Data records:
------------

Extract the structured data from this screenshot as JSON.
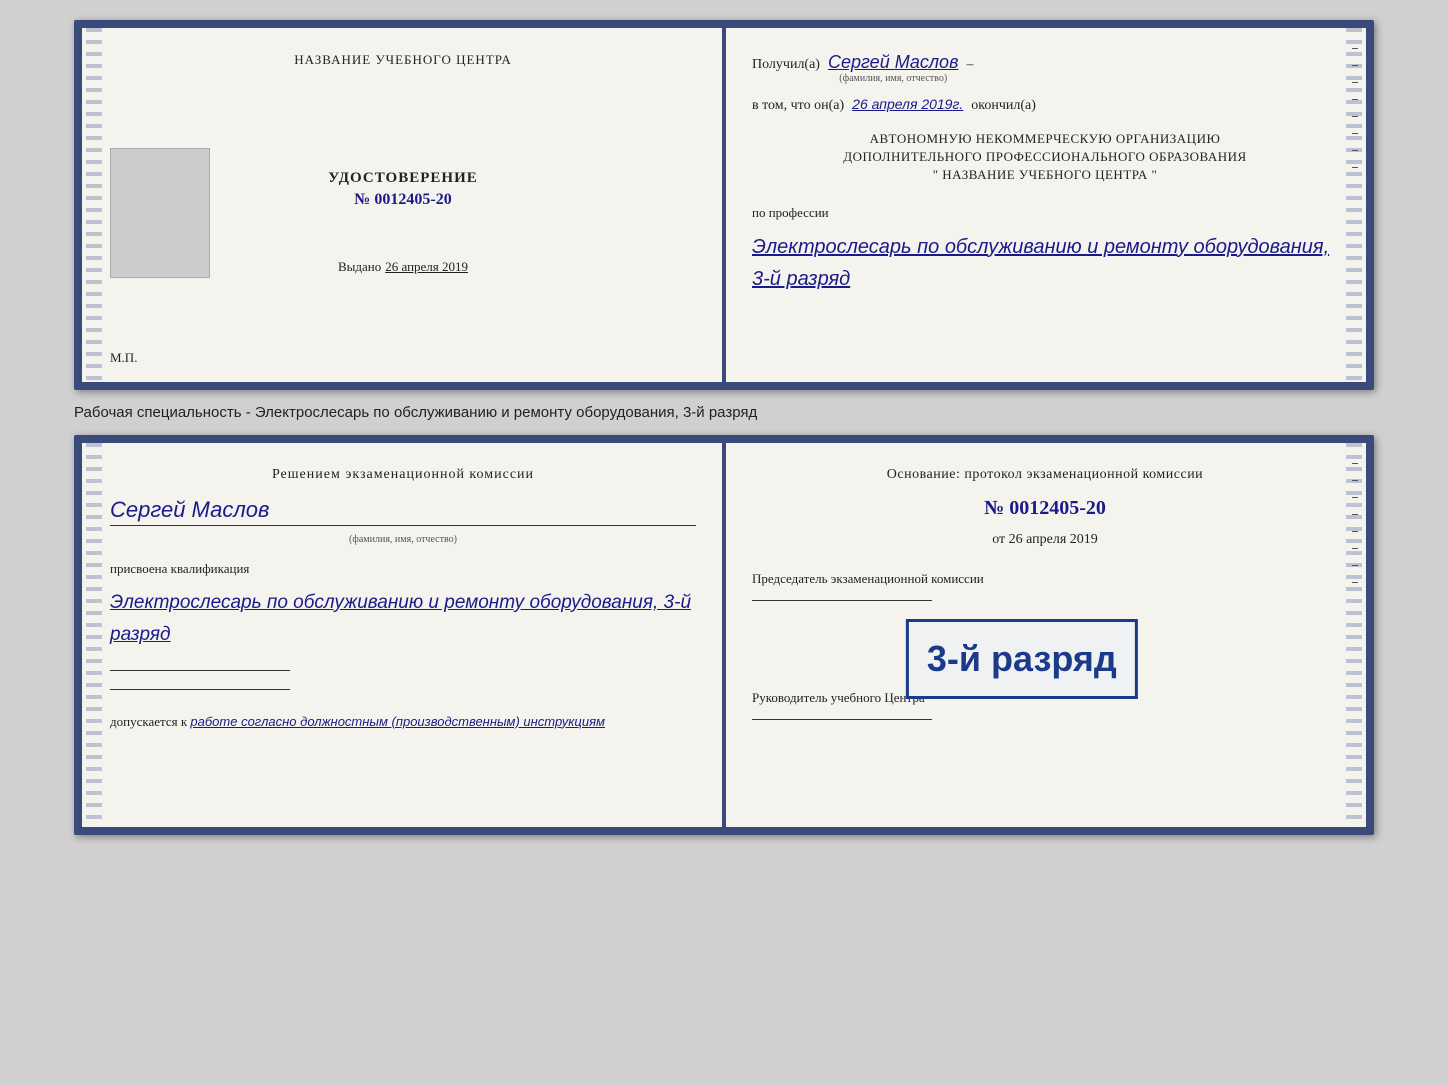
{
  "top_cert": {
    "left": {
      "center_title": "НАЗВАНИЕ УЧЕБНОГО ЦЕНТРА",
      "udostoverenie": "УДОСТОВЕРЕНИЕ",
      "number_label": "№",
      "number": "0012405-20",
      "issued_label": "Выдано",
      "issued_date": "26 апреля 2019",
      "mp": "М.П."
    },
    "right": {
      "received_label": "Получил(а)",
      "recipient_name": "Сергей Маслов",
      "fio_sub": "(фамилия, имя, отчество)",
      "in_that_label": "в том, что он(а)",
      "date_completed": "26 апреля 2019г.",
      "finished_label": "окончил(а)",
      "org_line1": "АВТОНОМНУЮ НЕКОММЕРЧЕСКУЮ ОРГАНИЗАЦИЮ",
      "org_line2": "ДОПОЛНИТЕЛЬНОГО ПРОФЕССИОНАЛЬНОГО ОБРАЗОВАНИЯ",
      "org_line3": "\"   НАЗВАНИЕ УЧЕБНОГО ЦЕНТРА   \"",
      "profession_label": "по профессии",
      "profession_handwritten": "Электрослесарь по обслуживанию и ремонту оборудования, 3-й разряд"
    }
  },
  "between_text": "Рабочая специальность - Электрослесарь по обслуживанию и ремонту оборудования, 3-й разряд",
  "bottom_cert": {
    "left": {
      "decision_title": "Решением экзаменационной комиссии",
      "person_name": "Сергей Маслов",
      "fio_sub": "(фамилия, имя, отчество)",
      "assigned_text": "присвоена квалификация",
      "qualification": "Электрослесарь по обслуживанию и ремонту оборудования, 3-й разряд",
      "admit_label": "допускается к",
      "admit_text": "работе согласно должностным (производственным) инструкциям"
    },
    "right": {
      "basis_title": "Основание: протокол экзаменационной комиссии",
      "protocol_label": "№",
      "protocol_number": "0012405-20",
      "date_label": "от",
      "protocol_date": "26 апреля 2019",
      "chairman_label": "Председатель экзаменационной комиссии",
      "rukovoditel_label": "Руководитель учебного Центра"
    },
    "stamp": {
      "line1": "3-й разряд"
    }
  }
}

------------

PROBLEM TO SOLVE
Above are the records; copy every line in them that holds the word "оборудования".

RESPONSE TO THE EXERCISE
      "profession_handwritten": "Электрослесарь по обслуживанию и ремонту оборудования, 3-й разряд"
  "between_text": "Рабочая специальность - Электрослесарь по обслуживанию и ремонту оборудования, 3-й разряд",
      "qualification": "Электрослесарь по обслуживанию и ремонту оборудования, 3-й разряд",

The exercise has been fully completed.